Extracted data entries:

※ ※ ※

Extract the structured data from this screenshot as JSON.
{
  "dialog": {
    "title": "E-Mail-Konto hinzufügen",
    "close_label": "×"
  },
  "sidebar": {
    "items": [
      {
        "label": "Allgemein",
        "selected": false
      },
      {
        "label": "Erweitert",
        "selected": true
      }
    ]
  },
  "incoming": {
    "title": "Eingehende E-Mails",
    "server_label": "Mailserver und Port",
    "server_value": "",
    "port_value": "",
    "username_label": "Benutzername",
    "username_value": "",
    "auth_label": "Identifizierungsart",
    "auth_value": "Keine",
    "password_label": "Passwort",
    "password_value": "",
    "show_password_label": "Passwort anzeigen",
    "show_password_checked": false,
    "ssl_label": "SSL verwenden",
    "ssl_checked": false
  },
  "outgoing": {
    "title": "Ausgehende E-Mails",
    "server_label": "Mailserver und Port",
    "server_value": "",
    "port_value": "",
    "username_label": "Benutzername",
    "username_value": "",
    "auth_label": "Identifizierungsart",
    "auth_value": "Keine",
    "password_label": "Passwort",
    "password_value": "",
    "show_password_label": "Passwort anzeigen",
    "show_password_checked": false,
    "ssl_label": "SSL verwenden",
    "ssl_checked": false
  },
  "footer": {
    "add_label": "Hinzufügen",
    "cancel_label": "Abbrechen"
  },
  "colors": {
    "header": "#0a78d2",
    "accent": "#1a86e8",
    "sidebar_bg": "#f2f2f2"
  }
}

※ ※ ※

» **WORK REQUIRED**:
Copy out the whole listing exactly as written.

» **FULL ANSWER**:
Extract the structured data from this screenshot as JSON.
{
  "dialog": {
    "title": "E-Mail-Konto hinzufügen",
    "close_label": "×"
  },
  "sidebar": {
    "items": [
      {
        "label": "Allgemein",
        "selected": false
      },
      {
        "label": "Erweitert",
        "selected": true
      }
    ]
  },
  "incoming": {
    "title": "Eingehende E-Mails",
    "server_label": "Mailserver und Port",
    "server_value": "",
    "port_value": "",
    "username_label": "Benutzername",
    "username_value": "",
    "auth_label": "Identifizierungsart",
    "auth_value": "Keine",
    "password_label": "Passwort",
    "password_value": "",
    "show_password_label": "Passwort anzeigen",
    "show_password_checked": false,
    "ssl_label": "SSL verwenden",
    "ssl_checked": false
  },
  "outgoing": {
    "title": "Ausgehende E-Mails",
    "server_label": "Mailserver und Port",
    "server_value": "",
    "port_value": "",
    "username_label": "Benutzername",
    "username_value": "",
    "auth_label": "Identifizierungsart",
    "auth_value": "Keine",
    "password_label": "Passwort",
    "password_value": "",
    "show_password_label": "Passwort anzeigen",
    "show_password_checked": false,
    "ssl_label": "SSL verwenden",
    "ssl_checked": false
  },
  "footer": {
    "add_label": "Hinzufügen",
    "cancel_label": "Abbrechen"
  },
  "colors": {
    "header": "#0a78d2",
    "accent": "#1a86e8",
    "sidebar_bg": "#f2f2f2"
  }
}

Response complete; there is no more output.